→ PROMPT
Reproduce all the material exactly, minus any pictures it holds.
__________
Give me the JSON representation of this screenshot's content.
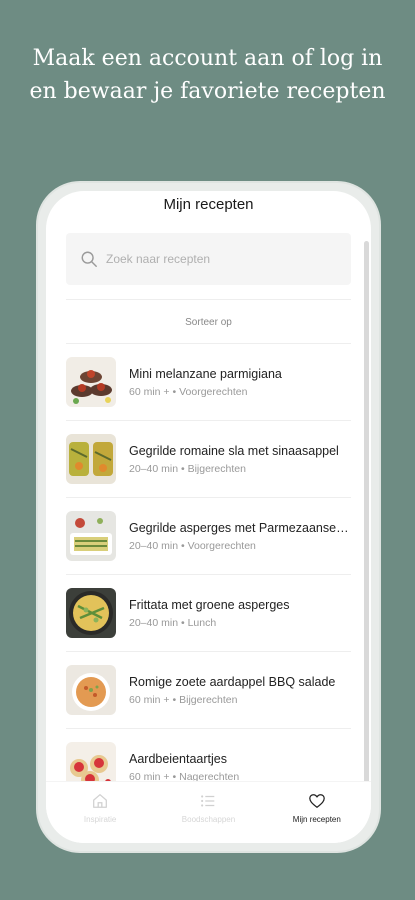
{
  "headline": "Maak een account aan of log in en bewaar je favoriete recepten",
  "screen": {
    "title": "Mijn recepten",
    "search": {
      "placeholder": "Zoek naar recepten",
      "icon": "search-icon"
    },
    "sort_label": "Sorteer op",
    "recipes": [
      {
        "name": "Mini melanzane parmigiana",
        "time": "60 min +",
        "category": "Voorgerechten"
      },
      {
        "name": "Gegrilde romaine sla met sinaasappel",
        "time": "20–40 min",
        "category": "Bijgerechten"
      },
      {
        "name": "Gegrilde asperges met Parmezaanse kaas",
        "time": "20–40 min",
        "category": "Voorgerechten"
      },
      {
        "name": "Frittata met groene asperges",
        "time": "20–40 min",
        "category": "Lunch"
      },
      {
        "name": "Romige zoete aardappel BBQ salade",
        "time": "60 min +",
        "category": "Bijgerechten"
      },
      {
        "name": "Aardbeientaartjes",
        "time": "60 min +",
        "category": "Nagerechten"
      }
    ],
    "separator": "•",
    "tabs": [
      {
        "label": "Inspiratie",
        "icon": "home-icon",
        "active": false
      },
      {
        "label": "Boodschappen",
        "icon": "list-icon",
        "active": false
      },
      {
        "label": "Mijn recepten",
        "icon": "heart-icon",
        "active": true
      }
    ]
  }
}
__________
→ RESULT FOR THIS EXERCISE
Give me the JSON representation of this screenshot's content.
{
  "headline": "Maak een account aan of log in en bewaar je favoriete recepten",
  "screen": {
    "title": "Mijn recepten",
    "search": {
      "placeholder": "Zoek naar recepten",
      "icon": "search-icon"
    },
    "sort_label": "Sorteer op",
    "recipes": [
      {
        "name": "Mini melanzane parmigiana",
        "time": "60 min +",
        "category": "Voorgerechten"
      },
      {
        "name": "Gegrilde romaine sla met sinaasappel",
        "time": "20–40 min",
        "category": "Bijgerechten"
      },
      {
        "name": "Gegrilde asperges met Parmezaanse kaas",
        "time": "20–40 min",
        "category": "Voorgerechten"
      },
      {
        "name": "Frittata met groene asperges",
        "time": "20–40 min",
        "category": "Lunch"
      },
      {
        "name": "Romige zoete aardappel BBQ salade",
        "time": "60 min +",
        "category": "Bijgerechten"
      },
      {
        "name": "Aardbeientaartjes",
        "time": "60 min +",
        "category": "Nagerechten"
      }
    ],
    "separator": "•",
    "tabs": [
      {
        "label": "Inspiratie",
        "icon": "home-icon",
        "active": false
      },
      {
        "label": "Boodschappen",
        "icon": "list-icon",
        "active": false
      },
      {
        "label": "Mijn recepten",
        "icon": "heart-icon",
        "active": true
      }
    ]
  }
}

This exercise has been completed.